Objective A:
Answer these from the discussion about building an eBay clone with Ruby on Rails:
(i) What does the discussion suggest considering for fast indexed searching?
(ii) With what does it suggest deploying a scalable architecture?
(iii) Which part did one writer expect to be the most difficult to build or manage?
Objective B: From the discussion about building an eBay clone with Ruby on Rails, write out everything from "My friend and" down to "not be done.".

Extracted text:
↓↓↓

My friend and I (both new to RoR) were having a discussion today about
whether or not you could build an exact replica of eBay using on Ruby
on Rails. I think that it could in fact be done, or at least a very
close model of the same concept. My friend seems to think that maybe
in fact, it could not be done.
What are your thoughts? Could an eBay clone be built using only Ruby
on Rails? What do you think would be the pitfalls of doing it? We are
both pretty new to Rails, but the topic did certainly ignite me to do
some thinking and searching into how it would be built and how it
could be done.
Ruby on Rails provides an excellent framework for working with data-
driven websites. I would say "Of course, it can be done". It
certainly would be a big task, but it would be possible. You would
model your data with ActiveRecord and Migrations. Consider using
Ferret or something for fast indexed searching. Build your user-
interface. Sprinkle it with AJAX through Rails AJAX helpers.
Optimize, optimize, optimize. I think you would need to lay out the
application with good partial rendering so as to take advantage of
caching as much as possible. Deploy with a scalable architecture with
Mongrel. You can model the concept, it's just a auction website.
Just like any large-scale application, it would take some work. I
have to say it, I love rails. It gives you a lot of great tools to
work out a site, without over-controlling your design. You are pretty
free to mold the framework to your app.
Yes. You could certainly build an ebay clone using Ruby On Rails. You
could also build an ebay clone using Java, .Net, PHP, Perl, Lisp, C,
C++, etc.
What would vary between these solutions would be the amount of effort to
build it, the maintainability and the amount of hardware necessary to
serve it.
I was thinking the only part that may be difficult to build/manage
would be the user account side of things. Things like the "My eBay"
where you can keep track of past purchases, watched items, etc. That
seems to be the hardest part to me, however, being a new Rails user, I
may just not be familiar enough with it to see how to implement that
easily.
Is there a lot of functionality built into RoR for managing user
accounts and user info? User info, storing payment info, keeping track
of what people have viewed, purchased, or wishlisted? This where I was
thinking it may get a little tough.
Is there a lot of functionality built into RoR for managing user
accounts and user info? User info, storing payment info, keeping track
of what people have viewed, purchased, or wishlisted? This where I was
thinking it may get a little tough.

↑↑↑

Stored records:
↓↓↓

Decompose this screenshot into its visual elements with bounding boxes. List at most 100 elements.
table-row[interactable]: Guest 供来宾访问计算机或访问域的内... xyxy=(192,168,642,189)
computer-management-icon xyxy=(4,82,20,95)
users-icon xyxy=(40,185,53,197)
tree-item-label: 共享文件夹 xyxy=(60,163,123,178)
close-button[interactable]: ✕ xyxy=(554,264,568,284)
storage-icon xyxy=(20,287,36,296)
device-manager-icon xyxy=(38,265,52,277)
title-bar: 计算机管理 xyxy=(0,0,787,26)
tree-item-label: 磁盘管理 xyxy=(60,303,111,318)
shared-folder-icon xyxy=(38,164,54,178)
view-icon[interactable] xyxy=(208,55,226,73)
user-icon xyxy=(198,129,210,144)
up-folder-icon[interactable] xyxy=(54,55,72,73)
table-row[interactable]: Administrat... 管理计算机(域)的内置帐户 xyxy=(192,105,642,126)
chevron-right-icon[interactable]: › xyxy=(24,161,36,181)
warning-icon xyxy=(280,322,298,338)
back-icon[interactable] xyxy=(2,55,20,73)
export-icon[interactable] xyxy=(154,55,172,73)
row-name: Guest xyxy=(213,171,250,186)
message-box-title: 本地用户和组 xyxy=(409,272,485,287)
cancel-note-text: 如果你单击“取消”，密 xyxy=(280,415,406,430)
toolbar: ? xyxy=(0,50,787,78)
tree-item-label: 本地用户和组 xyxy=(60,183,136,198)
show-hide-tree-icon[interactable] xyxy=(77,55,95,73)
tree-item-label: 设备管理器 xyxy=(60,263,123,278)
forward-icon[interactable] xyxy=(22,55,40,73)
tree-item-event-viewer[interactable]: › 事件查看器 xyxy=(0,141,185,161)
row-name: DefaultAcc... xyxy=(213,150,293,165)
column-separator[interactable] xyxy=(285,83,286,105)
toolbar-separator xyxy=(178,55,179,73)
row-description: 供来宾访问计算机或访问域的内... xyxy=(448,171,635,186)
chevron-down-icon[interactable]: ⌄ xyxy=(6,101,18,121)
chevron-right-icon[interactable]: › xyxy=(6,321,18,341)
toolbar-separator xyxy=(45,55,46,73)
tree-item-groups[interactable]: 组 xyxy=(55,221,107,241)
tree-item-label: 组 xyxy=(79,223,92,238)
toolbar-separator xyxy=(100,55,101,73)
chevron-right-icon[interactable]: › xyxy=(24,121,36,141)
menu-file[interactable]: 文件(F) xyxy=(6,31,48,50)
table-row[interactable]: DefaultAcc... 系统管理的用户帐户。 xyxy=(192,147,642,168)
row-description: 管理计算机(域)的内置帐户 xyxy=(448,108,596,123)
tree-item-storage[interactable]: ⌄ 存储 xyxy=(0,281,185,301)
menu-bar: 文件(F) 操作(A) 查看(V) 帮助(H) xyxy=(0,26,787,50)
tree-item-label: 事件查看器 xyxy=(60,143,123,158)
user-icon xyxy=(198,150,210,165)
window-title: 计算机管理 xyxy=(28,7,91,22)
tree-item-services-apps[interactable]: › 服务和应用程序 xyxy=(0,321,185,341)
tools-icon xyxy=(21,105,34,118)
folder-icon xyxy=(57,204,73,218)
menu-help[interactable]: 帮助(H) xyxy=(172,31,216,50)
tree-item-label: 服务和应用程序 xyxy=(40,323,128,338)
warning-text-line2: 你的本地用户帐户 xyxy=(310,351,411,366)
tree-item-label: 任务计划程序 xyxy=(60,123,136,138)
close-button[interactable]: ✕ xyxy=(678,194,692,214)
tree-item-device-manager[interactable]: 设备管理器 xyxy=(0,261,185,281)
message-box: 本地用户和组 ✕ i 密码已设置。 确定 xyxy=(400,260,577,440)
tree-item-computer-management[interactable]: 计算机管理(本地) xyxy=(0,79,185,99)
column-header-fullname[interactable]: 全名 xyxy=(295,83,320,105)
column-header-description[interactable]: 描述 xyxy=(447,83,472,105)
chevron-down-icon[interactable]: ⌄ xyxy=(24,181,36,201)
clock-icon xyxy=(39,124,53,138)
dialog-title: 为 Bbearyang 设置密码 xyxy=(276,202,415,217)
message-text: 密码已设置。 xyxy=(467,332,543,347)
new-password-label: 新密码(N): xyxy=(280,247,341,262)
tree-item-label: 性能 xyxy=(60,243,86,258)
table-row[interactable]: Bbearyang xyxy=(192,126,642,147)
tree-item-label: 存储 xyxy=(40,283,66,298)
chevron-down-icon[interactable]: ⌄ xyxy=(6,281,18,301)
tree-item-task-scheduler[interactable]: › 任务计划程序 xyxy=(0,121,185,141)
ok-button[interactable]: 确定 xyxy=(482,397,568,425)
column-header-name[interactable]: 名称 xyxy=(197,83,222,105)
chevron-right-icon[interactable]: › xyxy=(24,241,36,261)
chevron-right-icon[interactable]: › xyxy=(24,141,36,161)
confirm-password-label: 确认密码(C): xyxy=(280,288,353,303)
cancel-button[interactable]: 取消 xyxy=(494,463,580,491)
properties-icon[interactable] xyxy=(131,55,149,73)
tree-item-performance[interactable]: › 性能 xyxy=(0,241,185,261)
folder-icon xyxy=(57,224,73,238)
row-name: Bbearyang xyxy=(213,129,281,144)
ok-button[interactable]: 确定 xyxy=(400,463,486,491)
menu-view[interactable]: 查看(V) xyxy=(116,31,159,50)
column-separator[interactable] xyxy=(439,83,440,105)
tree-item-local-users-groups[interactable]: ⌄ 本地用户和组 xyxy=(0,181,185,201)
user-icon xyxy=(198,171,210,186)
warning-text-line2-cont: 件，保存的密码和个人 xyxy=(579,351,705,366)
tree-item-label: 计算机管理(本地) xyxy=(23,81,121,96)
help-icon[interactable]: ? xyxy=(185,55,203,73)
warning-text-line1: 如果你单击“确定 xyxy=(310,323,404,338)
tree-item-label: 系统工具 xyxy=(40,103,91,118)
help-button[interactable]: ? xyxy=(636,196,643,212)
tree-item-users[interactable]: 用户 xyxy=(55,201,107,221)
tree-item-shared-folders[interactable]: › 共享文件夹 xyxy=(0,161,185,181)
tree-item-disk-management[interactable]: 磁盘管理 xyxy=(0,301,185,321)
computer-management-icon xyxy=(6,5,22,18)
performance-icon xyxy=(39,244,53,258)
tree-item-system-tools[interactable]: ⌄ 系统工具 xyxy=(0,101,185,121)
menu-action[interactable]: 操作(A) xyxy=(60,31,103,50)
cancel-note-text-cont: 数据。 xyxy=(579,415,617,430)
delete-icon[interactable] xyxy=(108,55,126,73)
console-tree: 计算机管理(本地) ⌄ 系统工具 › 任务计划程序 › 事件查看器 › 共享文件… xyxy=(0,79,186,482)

↑↑↑

Correct response A:
(i) Ferret
(ii) Mongrel
(iii) The user account side of things, such as "My eBay," where past purchases and watched items are tracked

Correct response B:
My friend and I (both new to RoR) were having a discussion today about
whether or not you could build an exact replica of eBay using on Ruby
on Rails. I think that it could in fact be done, or at least a very
close model of the same concept. My friend seems to think that maybe
in fact, it could not be done.